• [The task] Give the listing again character for character, but drop the images.

Records contained in a dataset
====

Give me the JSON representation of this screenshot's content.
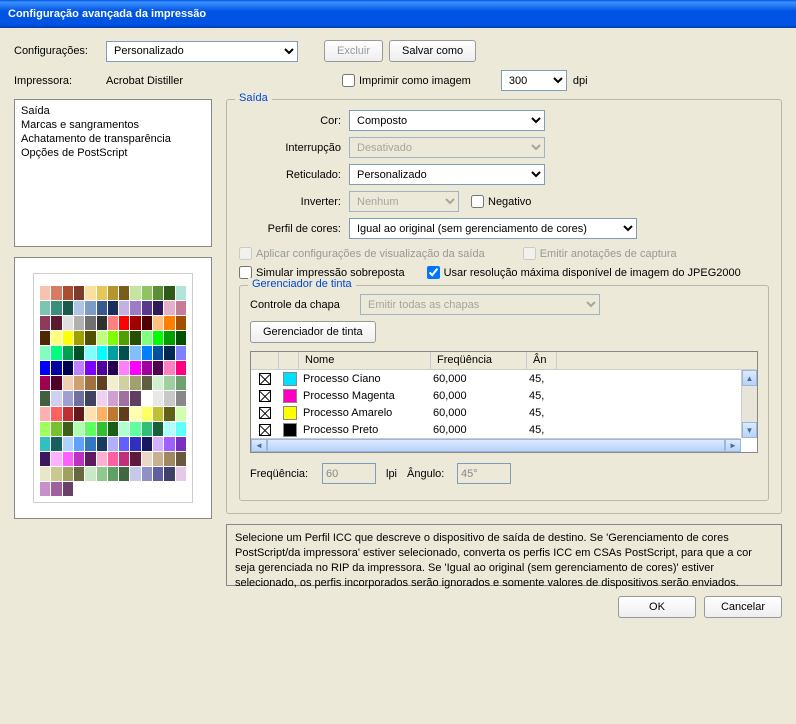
{
  "window": {
    "title": "Configuração avançada da impressão"
  },
  "top": {
    "config_label": "Configurações:",
    "config_value": "Personalizado",
    "delete_btn": "Excluir",
    "saveas_btn": "Salvar como",
    "printer_label": "Impressora:",
    "printer_value": "Acrobat Distiller",
    "print_as_image": "Imprimir como imagem",
    "dpi_value": "300",
    "dpi_unit": "dpi"
  },
  "categories": [
    "Saída",
    "Marcas e sangramentos",
    "Achatamento de transparência",
    "Opções de PostScript"
  ],
  "saida": {
    "legend": "Saída",
    "cor_label": "Cor:",
    "cor_value": "Composto",
    "interrup_label": "Interrupção",
    "interrup_value": "Desativado",
    "retic_label": "Reticulado:",
    "retic_value": "Personalizado",
    "inverter_label": "Inverter:",
    "inverter_value": "Nenhum",
    "negativo": "Negativo",
    "perfil_label": "Perfil de cores:",
    "perfil_value": "Igual ao original (sem gerenciamento de cores)",
    "aplicar_viz": "Aplicar configurações de visualização da saída",
    "emitir_anot": "Emitir anotações de captura",
    "simular": "Simular impressão sobreposta",
    "usar_res": "Usar resolução máxima disponível de imagem do JPEG2000"
  },
  "ink": {
    "legend": "Gerenciador de tinta",
    "controle_label": "Controle da chapa",
    "controle_value": "Emitir todas as chapas",
    "manager_btn": "Gerenciador de tinta",
    "headers": {
      "nome": "Nome",
      "freq": "Freqüência",
      "ang": "Ân"
    },
    "rows": [
      {
        "name": "Processo Ciano",
        "color": "#00e0ff",
        "freq": "60,000",
        "ang": "45,"
      },
      {
        "name": "Processo Magenta",
        "color": "#ff00c0",
        "freq": "60,000",
        "ang": "45,"
      },
      {
        "name": "Processo Amarelo",
        "color": "#ffff00",
        "freq": "60,000",
        "ang": "45,"
      },
      {
        "name": "Processo Preto",
        "color": "#000000",
        "freq": "60,000",
        "ang": "45,"
      }
    ],
    "freq_label": "Freqüência:",
    "freq_value": "60",
    "lpi": "lpi",
    "ang_label": "Ângulo:",
    "ang_value": "45°"
  },
  "help": "Selecione um Perfil ICC que descreve o dispositivo de saída de destino. Se 'Gerenciamento de cores PostScript/da impressora' estiver selecionado, converta os perfis ICC em CSAs PostScript, para que a cor seja gerenciada no RIP da impressora. Se 'Igual ao original (sem gerenciamento de cores)' estiver selecionado, os perfis incorporados serão ignorados e somente valores de dispositivos serão enviados.",
  "footer": {
    "ok": "OK",
    "cancel": "Cancelar"
  },
  "swatch_colors": [
    "#f7c3b0",
    "#d97b62",
    "#a94d33",
    "#7c3a2a",
    "#f9e0a0",
    "#e6c85a",
    "#b8942f",
    "#7a5d1a",
    "#c5e6a0",
    "#8fc561",
    "#5a8f33",
    "#2f5a1a",
    "#b0e6d9",
    "#7cc5b0",
    "#3a8f7c",
    "#1a5a4d",
    "#b0c5e6",
    "#7c9bc5",
    "#3a5a8f",
    "#1a2f5a",
    "#c5b0e6",
    "#9b7cc5",
    "#5a3a8f",
    "#2f1a5a",
    "#e6b0c5",
    "#c57c9b",
    "#8f3a5a",
    "#5a1a2f",
    "#e0e0e0",
    "#b0b0b0",
    "#707070",
    "#303030",
    "#ff8080",
    "#ff0000",
    "#a00000",
    "#500000",
    "#ffc080",
    "#ff8000",
    "#a05000",
    "#502800",
    "#ffff80",
    "#ffff00",
    "#a0a000",
    "#505000",
    "#c0ff80",
    "#80ff00",
    "#50a000",
    "#285000",
    "#80ff80",
    "#00ff00",
    "#00a000",
    "#005000",
    "#80ffc0",
    "#00ff80",
    "#00a050",
    "#005028",
    "#80ffff",
    "#00ffff",
    "#00a0a0",
    "#005050",
    "#80c0ff",
    "#0080ff",
    "#0050a0",
    "#002850",
    "#8080ff",
    "#0000ff",
    "#0000a0",
    "#000050",
    "#c080ff",
    "#8000ff",
    "#5000a0",
    "#280050",
    "#ff80ff",
    "#ff00ff",
    "#a000a0",
    "#500050",
    "#ff80c0",
    "#ff0080",
    "#a00050",
    "#500028",
    "#f0d0b0",
    "#d0a070",
    "#a07040",
    "#604020",
    "#f0f0d0",
    "#d0d0a0",
    "#a0a070",
    "#606040",
    "#d0f0d0",
    "#a0d0a0",
    "#70a070",
    "#406040",
    "#d0d0f0",
    "#a0a0d0",
    "#7070a0",
    "#404060",
    "#f0d0f0",
    "#d0a0d0",
    "#a070a0",
    "#604060",
    "#ffffff",
    "#e8e8e8",
    "#c8c8c8",
    "#888888",
    "#ffb0b0",
    "#ff6060",
    "#c03030",
    "#601818",
    "#ffe0b0",
    "#ffb060",
    "#c07830",
    "#603c18",
    "#ffffb0",
    "#ffff60",
    "#c0c030",
    "#606018",
    "#d0ffb0",
    "#a0ff60",
    "#78c030",
    "#3c6018",
    "#b0ffb0",
    "#60ff60",
    "#30c030",
    "#186018",
    "#b0ffd0",
    "#60ffa0",
    "#30c078",
    "#18603c",
    "#b0ffff",
    "#60ffff",
    "#30c0c0",
    "#186060",
    "#b0d0ff",
    "#60a0ff",
    "#3078c0",
    "#183c60",
    "#b0b0ff",
    "#6060ff",
    "#3030c0",
    "#181860",
    "#d0b0ff",
    "#a060ff",
    "#7830c0",
    "#3c1860",
    "#ffb0ff",
    "#ff60ff",
    "#c030c0",
    "#601860",
    "#ffb0d0",
    "#ff60a0",
    "#c03078",
    "#60183c",
    "#e8d8c8",
    "#c8b090",
    "#a08860",
    "#685840",
    "#e8e8c8",
    "#c8c890",
    "#a0a060",
    "#686840",
    "#c8e8c8",
    "#90c890",
    "#60a060",
    "#406840",
    "#c8c8e8",
    "#9090c8",
    "#6060a0",
    "#404068",
    "#e8c8e8",
    "#c890c8",
    "#a060a0",
    "#684068"
  ]
}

====

• [Task result]
Give me the JSON representation of this screenshot's content.
{
  "window": {
    "title": "Configuração avançada da impressão"
  },
  "top": {
    "config_label": "Configurações:",
    "config_value": "Personalizado",
    "delete_btn": "Excluir",
    "saveas_btn": "Salvar como",
    "printer_label": "Impressora:",
    "printer_value": "Acrobat Distiller",
    "print_as_image": "Imprimir como imagem",
    "dpi_value": "300",
    "dpi_unit": "dpi"
  },
  "categories": [
    "Saída",
    "Marcas e sangramentos",
    "Achatamento de transparência",
    "Opções de PostScript"
  ],
  "saida": {
    "legend": "Saída",
    "cor_label": "Cor:",
    "cor_value": "Composto",
    "interrup_label": "Interrupção",
    "interrup_value": "Desativado",
    "retic_label": "Reticulado:",
    "retic_value": "Personalizado",
    "inverter_label": "Inverter:",
    "inverter_value": "Nenhum",
    "negativo": "Negativo",
    "perfil_label": "Perfil de cores:",
    "perfil_value": "Igual ao original (sem gerenciamento de cores)",
    "aplicar_viz": "Aplicar configurações de visualização da saída",
    "emitir_anot": "Emitir anotações de captura",
    "simular": "Simular impressão sobreposta",
    "usar_res": "Usar resolução máxima disponível de imagem do JPEG2000"
  },
  "ink": {
    "legend": "Gerenciador de tinta",
    "controle_label": "Controle da chapa",
    "controle_value": "Emitir todas as chapas",
    "manager_btn": "Gerenciador de tinta",
    "headers": {
      "nome": "Nome",
      "freq": "Freqüência",
      "ang": "Ân"
    },
    "rows": [
      {
        "name": "Processo Ciano",
        "color": "#00e0ff",
        "freq": "60,000",
        "ang": "45,"
      },
      {
        "name": "Processo Magenta",
        "color": "#ff00c0",
        "freq": "60,000",
        "ang": "45,"
      },
      {
        "name": "Processo Amarelo",
        "color": "#ffff00",
        "freq": "60,000",
        "ang": "45,"
      },
      {
        "name": "Processo Preto",
        "color": "#000000",
        "freq": "60,000",
        "ang": "45,"
      }
    ],
    "freq_label": "Freqüência:",
    "freq_value": "60",
    "lpi": "lpi",
    "ang_label": "Ângulo:",
    "ang_value": "45°"
  },
  "help": "Selecione um Perfil ICC que descreve o dispositivo de saída de destino. Se 'Gerenciamento de cores PostScript/da impressora' estiver selecionado, converta os perfis ICC em CSAs PostScript, para que a cor seja gerenciada no RIP da impressora. Se 'Igual ao original (sem gerenciamento de cores)' estiver selecionado, os perfis incorporados serão ignorados e somente valores de dispositivos serão enviados.",
  "footer": {
    "ok": "OK",
    "cancel": "Cancelar"
  },
  "swatch_colors": [
    "#f7c3b0",
    "#d97b62",
    "#a94d33",
    "#7c3a2a",
    "#f9e0a0",
    "#e6c85a",
    "#b8942f",
    "#7a5d1a",
    "#c5e6a0",
    "#8fc561",
    "#5a8f33",
    "#2f5a1a",
    "#b0e6d9",
    "#7cc5b0",
    "#3a8f7c",
    "#1a5a4d",
    "#b0c5e6",
    "#7c9bc5",
    "#3a5a8f",
    "#1a2f5a",
    "#c5b0e6",
    "#9b7cc5",
    "#5a3a8f",
    "#2f1a5a",
    "#e6b0c5",
    "#c57c9b",
    "#8f3a5a",
    "#5a1a2f",
    "#e0e0e0",
    "#b0b0b0",
    "#707070",
    "#303030",
    "#ff8080",
    "#ff0000",
    "#a00000",
    "#500000",
    "#ffc080",
    "#ff8000",
    "#a05000",
    "#502800",
    "#ffff80",
    "#ffff00",
    "#a0a000",
    "#505000",
    "#c0ff80",
    "#80ff00",
    "#50a000",
    "#285000",
    "#80ff80",
    "#00ff00",
    "#00a000",
    "#005000",
    "#80ffc0",
    "#00ff80",
    "#00a050",
    "#005028",
    "#80ffff",
    "#00ffff",
    "#00a0a0",
    "#005050",
    "#80c0ff",
    "#0080ff",
    "#0050a0",
    "#002850",
    "#8080ff",
    "#0000ff",
    "#0000a0",
    "#000050",
    "#c080ff",
    "#8000ff",
    "#5000a0",
    "#280050",
    "#ff80ff",
    "#ff00ff",
    "#a000a0",
    "#500050",
    "#ff80c0",
    "#ff0080",
    "#a00050",
    "#500028",
    "#f0d0b0",
    "#d0a070",
    "#a07040",
    "#604020",
    "#f0f0d0",
    "#d0d0a0",
    "#a0a070",
    "#606040",
    "#d0f0d0",
    "#a0d0a0",
    "#70a070",
    "#406040",
    "#d0d0f0",
    "#a0a0d0",
    "#7070a0",
    "#404060",
    "#f0d0f0",
    "#d0a0d0",
    "#a070a0",
    "#604060",
    "#ffffff",
    "#e8e8e8",
    "#c8c8c8",
    "#888888",
    "#ffb0b0",
    "#ff6060",
    "#c03030",
    "#601818",
    "#ffe0b0",
    "#ffb060",
    "#c07830",
    "#603c18",
    "#ffffb0",
    "#ffff60",
    "#c0c030",
    "#606018",
    "#d0ffb0",
    "#a0ff60",
    "#78c030",
    "#3c6018",
    "#b0ffb0",
    "#60ff60",
    "#30c030",
    "#186018",
    "#b0ffd0",
    "#60ffa0",
    "#30c078",
    "#18603c",
    "#b0ffff",
    "#60ffff",
    "#30c0c0",
    "#186060",
    "#b0d0ff",
    "#60a0ff",
    "#3078c0",
    "#183c60",
    "#b0b0ff",
    "#6060ff",
    "#3030c0",
    "#181860",
    "#d0b0ff",
    "#a060ff",
    "#7830c0",
    "#3c1860",
    "#ffb0ff",
    "#ff60ff",
    "#c030c0",
    "#601860",
    "#ffb0d0",
    "#ff60a0",
    "#c03078",
    "#60183c",
    "#e8d8c8",
    "#c8b090",
    "#a08860",
    "#685840",
    "#e8e8c8",
    "#c8c890",
    "#a0a060",
    "#686840",
    "#c8e8c8",
    "#90c890",
    "#60a060",
    "#406840",
    "#c8c8e8",
    "#9090c8",
    "#6060a0",
    "#404068",
    "#e8c8e8",
    "#c890c8",
    "#a060a0",
    "#684068"
  ]
}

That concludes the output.